### WORK TO BE COMPLETED
Every line that contains the word "this" should be copied out.

(Source records)
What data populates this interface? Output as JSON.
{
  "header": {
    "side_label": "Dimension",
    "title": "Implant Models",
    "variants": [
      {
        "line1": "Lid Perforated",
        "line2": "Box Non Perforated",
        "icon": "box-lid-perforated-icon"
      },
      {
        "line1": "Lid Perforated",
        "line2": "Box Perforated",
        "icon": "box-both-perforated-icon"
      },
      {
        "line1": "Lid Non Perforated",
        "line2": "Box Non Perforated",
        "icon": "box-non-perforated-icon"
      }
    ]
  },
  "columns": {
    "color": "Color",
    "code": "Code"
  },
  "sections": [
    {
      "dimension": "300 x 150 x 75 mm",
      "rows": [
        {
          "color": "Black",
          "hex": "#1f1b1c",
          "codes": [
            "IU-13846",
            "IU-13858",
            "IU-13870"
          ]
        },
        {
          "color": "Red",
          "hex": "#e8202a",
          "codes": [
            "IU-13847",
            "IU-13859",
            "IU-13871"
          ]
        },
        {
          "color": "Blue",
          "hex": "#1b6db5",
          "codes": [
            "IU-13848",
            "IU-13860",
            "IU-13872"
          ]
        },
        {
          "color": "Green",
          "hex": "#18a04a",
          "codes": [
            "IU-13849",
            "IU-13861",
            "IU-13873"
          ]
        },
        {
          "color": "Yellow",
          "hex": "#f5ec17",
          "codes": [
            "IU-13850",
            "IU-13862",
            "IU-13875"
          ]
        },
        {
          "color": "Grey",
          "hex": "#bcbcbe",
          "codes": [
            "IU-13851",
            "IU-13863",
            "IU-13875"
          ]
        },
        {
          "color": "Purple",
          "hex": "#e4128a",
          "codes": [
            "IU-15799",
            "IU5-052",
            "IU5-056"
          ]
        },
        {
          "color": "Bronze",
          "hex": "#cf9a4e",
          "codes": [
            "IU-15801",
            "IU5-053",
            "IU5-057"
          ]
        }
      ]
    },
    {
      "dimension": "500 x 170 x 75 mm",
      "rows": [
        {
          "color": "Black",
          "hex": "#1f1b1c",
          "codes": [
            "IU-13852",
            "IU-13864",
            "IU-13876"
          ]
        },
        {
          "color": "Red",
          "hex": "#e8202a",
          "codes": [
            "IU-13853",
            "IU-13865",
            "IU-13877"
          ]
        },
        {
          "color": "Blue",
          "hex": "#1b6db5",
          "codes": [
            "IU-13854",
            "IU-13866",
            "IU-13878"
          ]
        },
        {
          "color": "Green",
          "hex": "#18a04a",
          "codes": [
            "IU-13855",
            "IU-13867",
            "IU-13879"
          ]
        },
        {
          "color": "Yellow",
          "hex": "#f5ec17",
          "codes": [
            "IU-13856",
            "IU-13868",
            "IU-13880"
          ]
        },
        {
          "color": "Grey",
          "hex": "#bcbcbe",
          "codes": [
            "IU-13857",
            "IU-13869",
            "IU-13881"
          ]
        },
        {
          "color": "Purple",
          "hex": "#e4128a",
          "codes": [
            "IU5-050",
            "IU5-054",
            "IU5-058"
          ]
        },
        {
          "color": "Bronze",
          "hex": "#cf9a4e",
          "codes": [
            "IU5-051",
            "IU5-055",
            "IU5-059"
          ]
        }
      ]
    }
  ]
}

...

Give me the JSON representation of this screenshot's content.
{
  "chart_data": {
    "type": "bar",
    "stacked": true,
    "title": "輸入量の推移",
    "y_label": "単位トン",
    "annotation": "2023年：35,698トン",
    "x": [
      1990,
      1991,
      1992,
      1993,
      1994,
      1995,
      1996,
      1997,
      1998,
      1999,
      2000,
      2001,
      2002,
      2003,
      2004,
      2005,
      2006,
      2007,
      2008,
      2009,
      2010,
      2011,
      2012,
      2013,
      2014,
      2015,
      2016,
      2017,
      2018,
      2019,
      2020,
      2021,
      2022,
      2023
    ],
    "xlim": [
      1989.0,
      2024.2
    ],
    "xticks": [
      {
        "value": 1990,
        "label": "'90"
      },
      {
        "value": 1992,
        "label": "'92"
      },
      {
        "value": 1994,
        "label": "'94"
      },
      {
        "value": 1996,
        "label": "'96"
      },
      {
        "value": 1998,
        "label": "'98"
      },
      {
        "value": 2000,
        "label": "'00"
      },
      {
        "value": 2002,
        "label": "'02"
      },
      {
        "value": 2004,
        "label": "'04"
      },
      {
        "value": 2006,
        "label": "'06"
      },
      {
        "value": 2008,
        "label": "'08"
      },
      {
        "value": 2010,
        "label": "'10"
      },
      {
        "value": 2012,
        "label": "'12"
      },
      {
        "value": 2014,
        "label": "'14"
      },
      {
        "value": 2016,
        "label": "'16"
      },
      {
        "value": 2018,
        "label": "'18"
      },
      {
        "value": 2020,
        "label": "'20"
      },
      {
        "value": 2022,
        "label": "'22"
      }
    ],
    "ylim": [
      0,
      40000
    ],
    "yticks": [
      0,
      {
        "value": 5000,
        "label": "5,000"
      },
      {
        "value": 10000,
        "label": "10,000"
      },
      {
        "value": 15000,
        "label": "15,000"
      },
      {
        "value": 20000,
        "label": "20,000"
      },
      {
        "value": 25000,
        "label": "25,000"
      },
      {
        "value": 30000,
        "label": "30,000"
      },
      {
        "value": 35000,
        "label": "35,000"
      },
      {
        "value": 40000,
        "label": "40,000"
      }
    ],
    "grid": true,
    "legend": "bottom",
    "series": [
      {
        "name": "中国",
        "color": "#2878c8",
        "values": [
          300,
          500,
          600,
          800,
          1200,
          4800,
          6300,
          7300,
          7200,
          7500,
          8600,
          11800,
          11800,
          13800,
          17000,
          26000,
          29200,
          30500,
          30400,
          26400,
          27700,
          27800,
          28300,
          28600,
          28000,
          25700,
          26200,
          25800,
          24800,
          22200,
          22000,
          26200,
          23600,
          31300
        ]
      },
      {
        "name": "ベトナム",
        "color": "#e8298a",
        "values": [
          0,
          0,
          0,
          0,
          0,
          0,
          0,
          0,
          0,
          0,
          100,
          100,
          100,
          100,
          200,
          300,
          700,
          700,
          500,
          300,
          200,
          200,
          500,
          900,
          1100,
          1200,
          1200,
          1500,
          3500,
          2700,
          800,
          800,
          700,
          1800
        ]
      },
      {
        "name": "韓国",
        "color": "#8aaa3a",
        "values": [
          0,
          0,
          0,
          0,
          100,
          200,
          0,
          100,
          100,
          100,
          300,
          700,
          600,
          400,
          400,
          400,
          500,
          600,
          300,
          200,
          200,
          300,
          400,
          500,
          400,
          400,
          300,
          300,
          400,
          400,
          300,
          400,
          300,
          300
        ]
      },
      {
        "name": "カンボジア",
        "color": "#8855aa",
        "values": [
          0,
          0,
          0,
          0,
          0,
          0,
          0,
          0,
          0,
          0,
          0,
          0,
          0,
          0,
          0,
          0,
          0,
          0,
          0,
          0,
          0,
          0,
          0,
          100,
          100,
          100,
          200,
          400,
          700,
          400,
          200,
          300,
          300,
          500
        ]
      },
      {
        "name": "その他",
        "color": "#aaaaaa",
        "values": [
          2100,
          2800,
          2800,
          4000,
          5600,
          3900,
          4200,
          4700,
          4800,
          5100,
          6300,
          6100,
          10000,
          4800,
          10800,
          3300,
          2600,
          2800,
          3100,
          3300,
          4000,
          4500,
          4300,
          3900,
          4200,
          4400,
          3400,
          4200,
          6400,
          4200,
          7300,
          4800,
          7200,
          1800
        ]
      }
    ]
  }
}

==

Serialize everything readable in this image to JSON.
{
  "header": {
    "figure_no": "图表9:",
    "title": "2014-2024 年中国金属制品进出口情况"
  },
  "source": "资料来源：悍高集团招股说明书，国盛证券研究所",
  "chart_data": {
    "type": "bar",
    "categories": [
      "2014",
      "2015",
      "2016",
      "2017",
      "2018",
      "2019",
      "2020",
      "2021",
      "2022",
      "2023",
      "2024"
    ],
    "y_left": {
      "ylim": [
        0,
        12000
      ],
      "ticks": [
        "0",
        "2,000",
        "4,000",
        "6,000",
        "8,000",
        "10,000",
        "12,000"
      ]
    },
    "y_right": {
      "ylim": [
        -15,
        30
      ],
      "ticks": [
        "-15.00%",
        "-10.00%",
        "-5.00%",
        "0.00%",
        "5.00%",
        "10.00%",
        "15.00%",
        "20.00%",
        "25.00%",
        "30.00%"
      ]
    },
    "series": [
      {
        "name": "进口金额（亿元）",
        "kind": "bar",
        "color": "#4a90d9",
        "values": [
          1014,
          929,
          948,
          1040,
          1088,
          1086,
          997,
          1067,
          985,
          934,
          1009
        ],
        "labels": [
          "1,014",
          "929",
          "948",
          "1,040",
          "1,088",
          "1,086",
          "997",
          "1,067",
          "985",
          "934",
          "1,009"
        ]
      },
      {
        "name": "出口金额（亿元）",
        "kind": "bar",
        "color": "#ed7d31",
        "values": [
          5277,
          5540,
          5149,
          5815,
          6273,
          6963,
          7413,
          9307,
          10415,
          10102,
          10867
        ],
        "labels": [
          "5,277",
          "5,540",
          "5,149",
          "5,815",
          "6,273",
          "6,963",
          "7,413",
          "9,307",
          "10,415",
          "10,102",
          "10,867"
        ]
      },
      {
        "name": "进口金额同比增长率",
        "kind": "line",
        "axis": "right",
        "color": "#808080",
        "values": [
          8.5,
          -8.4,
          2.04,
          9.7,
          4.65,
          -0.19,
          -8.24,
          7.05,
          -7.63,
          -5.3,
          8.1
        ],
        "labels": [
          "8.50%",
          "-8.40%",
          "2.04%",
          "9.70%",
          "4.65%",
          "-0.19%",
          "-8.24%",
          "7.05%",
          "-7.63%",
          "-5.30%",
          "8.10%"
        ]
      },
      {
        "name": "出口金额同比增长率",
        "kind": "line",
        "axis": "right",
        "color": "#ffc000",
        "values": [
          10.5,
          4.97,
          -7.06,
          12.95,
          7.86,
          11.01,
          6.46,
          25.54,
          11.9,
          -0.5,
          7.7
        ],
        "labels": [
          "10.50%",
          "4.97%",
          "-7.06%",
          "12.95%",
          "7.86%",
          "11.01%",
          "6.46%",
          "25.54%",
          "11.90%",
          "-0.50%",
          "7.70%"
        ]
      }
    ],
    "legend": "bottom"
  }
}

### RESULT BELOW
What data populates this interface? Output as JSON.
Give me the JSON representation of this screenshot's content.
Serialize everything readable in this image to JSON.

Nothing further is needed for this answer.